◆ **YOUR GOAL**
Copy the data below exactly.

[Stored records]
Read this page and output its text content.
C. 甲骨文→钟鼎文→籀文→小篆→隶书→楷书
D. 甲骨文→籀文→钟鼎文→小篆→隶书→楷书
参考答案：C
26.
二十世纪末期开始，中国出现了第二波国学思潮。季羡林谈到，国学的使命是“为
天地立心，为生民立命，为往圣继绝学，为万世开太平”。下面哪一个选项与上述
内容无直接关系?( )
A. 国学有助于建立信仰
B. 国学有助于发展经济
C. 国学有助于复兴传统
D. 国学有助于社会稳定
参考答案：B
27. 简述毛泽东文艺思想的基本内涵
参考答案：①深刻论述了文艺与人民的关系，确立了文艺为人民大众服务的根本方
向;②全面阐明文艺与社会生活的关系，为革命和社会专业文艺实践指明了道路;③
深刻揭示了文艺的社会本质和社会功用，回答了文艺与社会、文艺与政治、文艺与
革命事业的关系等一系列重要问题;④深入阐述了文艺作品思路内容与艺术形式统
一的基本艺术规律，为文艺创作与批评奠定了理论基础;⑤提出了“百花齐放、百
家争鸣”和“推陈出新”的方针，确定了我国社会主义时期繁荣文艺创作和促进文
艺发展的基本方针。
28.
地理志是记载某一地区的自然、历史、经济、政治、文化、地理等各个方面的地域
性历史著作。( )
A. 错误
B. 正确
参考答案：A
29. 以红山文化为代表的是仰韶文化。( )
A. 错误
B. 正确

◆ **TASK OUTPUT**
Read this page and output its text content.
C. 甲骨文→钟鼎文→籀文→小篆→隶书→楷书
D. 甲骨文→籀文→钟鼎文→小篆→隶书→楷书
参考答案：C
26.
二十世纪末期开始，中国出现了第二波国学思潮。季羡林谈到，国学的使命是“为
天地立心，为生民立命，为往圣继绝学，为万世开太平”。下面哪一个选项与上述
内容无直接关系?( )
A. 国学有助于建立信仰
B. 国学有助于发展经济
C. 国学有助于复兴传统
D. 国学有助于社会稳定
参考答案：B
27. 简述毛泽东文艺思想的基本内涵
参考答案：①深刻论述了文艺与人民的关系，确立了文艺为人民大众服务的根本方
向;②全面阐明文艺与社会生活的关系，为革命和社会专业文艺实践指明了道路;③
深刻揭示了文艺的社会本质和社会功用，回答了文艺与社会、文艺与政治、文艺与
革命事业的关系等一系列重要问题;④深入阐述了文艺作品思路内容与艺术形式统
一的基本艺术规律，为文艺创作与批评奠定了理论基础;⑤提出了“百花齐放、百
家争鸣”和“推陈出新”的方针，确定了我国社会主义时期繁荣文艺创作和促进文
艺发展的基本方针。
28.
地理志是记载某一地区的自然、历史、经济、政治、文化、地理等各个方面的地域
性历史著作。( )
A. 错误
B. 正确
参考答案：A
29. 以红山文化为代表的是仰韶文化。( )
A. 错误
B. 正确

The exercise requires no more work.